(What to work on) All of the records below need to be copied exactly.
┌─ The input
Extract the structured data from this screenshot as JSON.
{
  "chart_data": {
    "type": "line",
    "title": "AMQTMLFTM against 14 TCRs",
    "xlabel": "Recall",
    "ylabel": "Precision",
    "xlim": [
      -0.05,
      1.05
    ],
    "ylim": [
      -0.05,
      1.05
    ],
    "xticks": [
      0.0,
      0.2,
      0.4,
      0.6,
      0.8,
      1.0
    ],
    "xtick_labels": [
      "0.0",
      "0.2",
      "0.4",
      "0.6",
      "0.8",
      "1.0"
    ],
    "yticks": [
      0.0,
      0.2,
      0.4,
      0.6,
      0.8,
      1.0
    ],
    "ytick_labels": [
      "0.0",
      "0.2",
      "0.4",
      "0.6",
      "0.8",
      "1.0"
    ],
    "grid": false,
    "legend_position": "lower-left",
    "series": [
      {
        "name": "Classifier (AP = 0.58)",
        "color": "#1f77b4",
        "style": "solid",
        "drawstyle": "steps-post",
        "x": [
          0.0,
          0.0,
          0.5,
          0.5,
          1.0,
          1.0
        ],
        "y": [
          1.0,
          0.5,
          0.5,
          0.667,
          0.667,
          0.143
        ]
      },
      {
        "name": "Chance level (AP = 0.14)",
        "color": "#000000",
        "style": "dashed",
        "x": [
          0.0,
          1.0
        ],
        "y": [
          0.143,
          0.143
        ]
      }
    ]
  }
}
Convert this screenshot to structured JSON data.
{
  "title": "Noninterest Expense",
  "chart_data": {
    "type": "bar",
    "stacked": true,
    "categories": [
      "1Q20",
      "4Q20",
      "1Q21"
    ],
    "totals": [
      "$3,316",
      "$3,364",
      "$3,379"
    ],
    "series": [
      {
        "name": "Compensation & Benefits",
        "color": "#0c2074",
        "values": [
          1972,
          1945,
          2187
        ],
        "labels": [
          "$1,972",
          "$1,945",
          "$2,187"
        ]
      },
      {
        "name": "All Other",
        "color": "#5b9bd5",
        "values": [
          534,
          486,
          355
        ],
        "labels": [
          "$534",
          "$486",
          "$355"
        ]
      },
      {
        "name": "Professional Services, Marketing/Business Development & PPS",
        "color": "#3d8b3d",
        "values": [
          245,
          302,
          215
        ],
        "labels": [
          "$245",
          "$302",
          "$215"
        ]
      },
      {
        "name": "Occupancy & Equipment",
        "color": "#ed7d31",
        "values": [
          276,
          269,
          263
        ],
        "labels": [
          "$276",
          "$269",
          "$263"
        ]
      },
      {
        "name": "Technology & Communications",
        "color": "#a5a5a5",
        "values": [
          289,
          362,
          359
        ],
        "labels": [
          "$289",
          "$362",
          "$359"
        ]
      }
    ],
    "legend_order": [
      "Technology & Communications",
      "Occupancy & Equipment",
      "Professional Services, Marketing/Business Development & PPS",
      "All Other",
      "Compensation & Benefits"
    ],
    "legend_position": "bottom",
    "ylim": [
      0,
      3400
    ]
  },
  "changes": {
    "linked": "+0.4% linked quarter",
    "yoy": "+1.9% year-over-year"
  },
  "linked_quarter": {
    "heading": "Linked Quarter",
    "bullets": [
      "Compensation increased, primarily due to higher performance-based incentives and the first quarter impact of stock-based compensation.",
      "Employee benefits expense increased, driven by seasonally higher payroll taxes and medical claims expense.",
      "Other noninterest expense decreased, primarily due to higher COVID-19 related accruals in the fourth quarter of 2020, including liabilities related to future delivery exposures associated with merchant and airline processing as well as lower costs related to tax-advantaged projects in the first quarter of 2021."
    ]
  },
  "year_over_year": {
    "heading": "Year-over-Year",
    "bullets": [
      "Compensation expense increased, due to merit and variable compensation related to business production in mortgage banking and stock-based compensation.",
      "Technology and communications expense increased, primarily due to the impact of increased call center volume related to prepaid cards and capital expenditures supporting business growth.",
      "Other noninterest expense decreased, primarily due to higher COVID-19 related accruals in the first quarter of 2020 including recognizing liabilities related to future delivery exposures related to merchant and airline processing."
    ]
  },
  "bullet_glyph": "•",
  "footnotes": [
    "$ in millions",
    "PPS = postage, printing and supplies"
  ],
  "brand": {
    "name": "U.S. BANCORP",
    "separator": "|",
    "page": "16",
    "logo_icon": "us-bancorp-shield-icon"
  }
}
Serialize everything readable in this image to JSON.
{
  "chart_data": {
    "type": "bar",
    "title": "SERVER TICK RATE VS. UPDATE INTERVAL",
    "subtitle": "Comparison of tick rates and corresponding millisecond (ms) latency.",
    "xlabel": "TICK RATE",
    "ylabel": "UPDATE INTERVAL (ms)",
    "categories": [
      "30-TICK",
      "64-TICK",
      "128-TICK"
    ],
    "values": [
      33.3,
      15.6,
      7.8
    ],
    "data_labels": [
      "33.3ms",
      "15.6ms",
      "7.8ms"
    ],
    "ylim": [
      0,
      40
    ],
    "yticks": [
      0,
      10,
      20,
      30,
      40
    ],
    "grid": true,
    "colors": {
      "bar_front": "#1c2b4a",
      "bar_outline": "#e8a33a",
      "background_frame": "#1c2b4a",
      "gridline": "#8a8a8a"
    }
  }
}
└─
(Answer)
Extract the structured data from this screenshot as JSON.
{
  "chart_data": {
    "type": "line",
    "title": "AMQTMLFTM against 14 TCRs",
    "xlabel": "Recall",
    "ylabel": "Precision",
    "xlim": [
      -0.05,
      1.05
    ],
    "ylim": [
      -0.05,
      1.05
    ],
    "xticks": [
      0.0,
      0.2,
      0.4,
      0.6,
      0.8,
      1.0
    ],
    "xtick_labels": [
      "0.0",
      "0.2",
      "0.4",
      "0.6",
      "0.8",
      "1.0"
    ],
    "yticks": [
      0.0,
      0.2,
      0.4,
      0.6,
      0.8,
      1.0
    ],
    "ytick_labels": [
      "0.0",
      "0.2",
      "0.4",
      "0.6",
      "0.8",
      "1.0"
    ],
    "grid": false,
    "legend_position": "lower-left",
    "series": [
      {
        "name": "Classifier (AP = 0.58)",
        "color": "#1f77b4",
        "style": "solid",
        "drawstyle": "steps-post",
        "x": [
          0.0,
          0.0,
          0.5,
          0.5,
          1.0,
          1.0
        ],
        "y": [
          1.0,
          0.5,
          0.5,
          0.667,
          0.667,
          0.143
        ]
      },
      {
        "name": "Chance level (AP = 0.14)",
        "color": "#000000",
        "style": "dashed",
        "x": [
          0.0,
          1.0
        ],
        "y": [
          0.143,
          0.143
        ]
      }
    ]
  }
}
Convert this screenshot to structured JSON data.
{
  "title": "Noninterest Expense",
  "chart_data": {
    "type": "bar",
    "stacked": true,
    "categories": [
      "1Q20",
      "4Q20",
      "1Q21"
    ],
    "totals": [
      "$3,316",
      "$3,364",
      "$3,379"
    ],
    "series": [
      {
        "name": "Compensation & Benefits",
        "color": "#0c2074",
        "values": [
          1972,
          1945,
          2187
        ],
        "labels": [
          "$1,972",
          "$1,945",
          "$2,187"
        ]
      },
      {
        "name": "All Other",
        "color": "#5b9bd5",
        "values": [
          534,
          486,
          355
        ],
        "labels": [
          "$534",
          "$486",
          "$355"
        ]
      },
      {
        "name": "Professional Services, Marketing/Business Development & PPS",
        "color": "#3d8b3d",
        "values": [
          245,
          302,
          215
        ],
        "labels": [
          "$245",
          "$302",
          "$215"
        ]
      },
      {
        "name": "Occupancy & Equipment",
        "color": "#ed7d31",
        "values": [
          276,
          269,
          263
        ],
        "labels": [
          "$276",
          "$269",
          "$263"
        ]
      },
      {
        "name": "Technology & Communications",
        "color": "#a5a5a5",
        "values": [
          289,
          362,
          359
        ],
        "labels": [
          "$289",
          "$362",
          "$359"
        ]
      }
    ],
    "legend_order": [
      "Technology & Communications",
      "Occupancy & Equipment",
      "Professional Services, Marketing/Business Development & PPS",
      "All Other",
      "Compensation & Benefits"
    ],
    "legend_position": "bottom",
    "ylim": [
      0,
      3400
    ]
  },
  "changes": {
    "linked": "+0.4% linked quarter",
    "yoy": "+1.9% year-over-year"
  },
  "linked_quarter": {
    "heading": "Linked Quarter",
    "bullets": [
      "Compensation increased, primarily due to higher performance-based incentives and the first quarter impact of stock-based compensation.",
      "Employee benefits expense increased, driven by seasonally higher payroll taxes and medical claims expense.",
      "Other noninterest expense decreased, primarily due to higher COVID-19 related accruals in the fourth quarter of 2020, including liabilities related to future delivery exposures associated with merchant and airline processing as well as lower costs related to tax-advantaged projects in the first quarter of 2021."
    ]
  },
  "year_over_year": {
    "heading": "Year-over-Year",
    "bullets": [
      "Compensation expense increased, due to merit and variable compensation related to business production in mortgage banking and stock-based compensation.",
      "Technology and communications expense increased, primarily due to the impact of increased call center volume related to prepaid cards and capital expenditures supporting business growth.",
      "Other noninterest expense decreased, primarily due to higher COVID-19 related accruals in the first quarter of 2020 including recognizing liabilities related to future delivery exposures related to merchant and airline processing."
    ]
  },
  "bullet_glyph": "•",
  "footnotes": [
    "$ in millions",
    "PPS = postage, printing and supplies"
  ],
  "brand": {
    "name": "U.S. BANCORP",
    "separator": "|",
    "page": "16",
    "logo_icon": "us-bancorp-shield-icon"
  }
}
Serialize everything readable in this image to JSON.
{
  "chart_data": {
    "type": "bar",
    "title": "SERVER TICK RATE VS. UPDATE INTERVAL",
    "subtitle": "Comparison of tick rates and corresponding millisecond (ms) latency.",
    "xlabel": "TICK RATE",
    "ylabel": "UPDATE INTERVAL (ms)",
    "categories": [
      "30-TICK",
      "64-TICK",
      "128-TICK"
    ],
    "values": [
      33.3,
      15.6,
      7.8
    ],
    "data_labels": [
      "33.3ms",
      "15.6ms",
      "7.8ms"
    ],
    "ylim": [
      0,
      40
    ],
    "yticks": [
      0,
      10,
      20,
      30,
      40
    ],
    "grid": true,
    "colors": {
      "bar_front": "#1c2b4a",
      "bar_outline": "#e8a33a",
      "background_frame": "#1c2b4a",
      "gridline": "#8a8a8a"
    }
  }
}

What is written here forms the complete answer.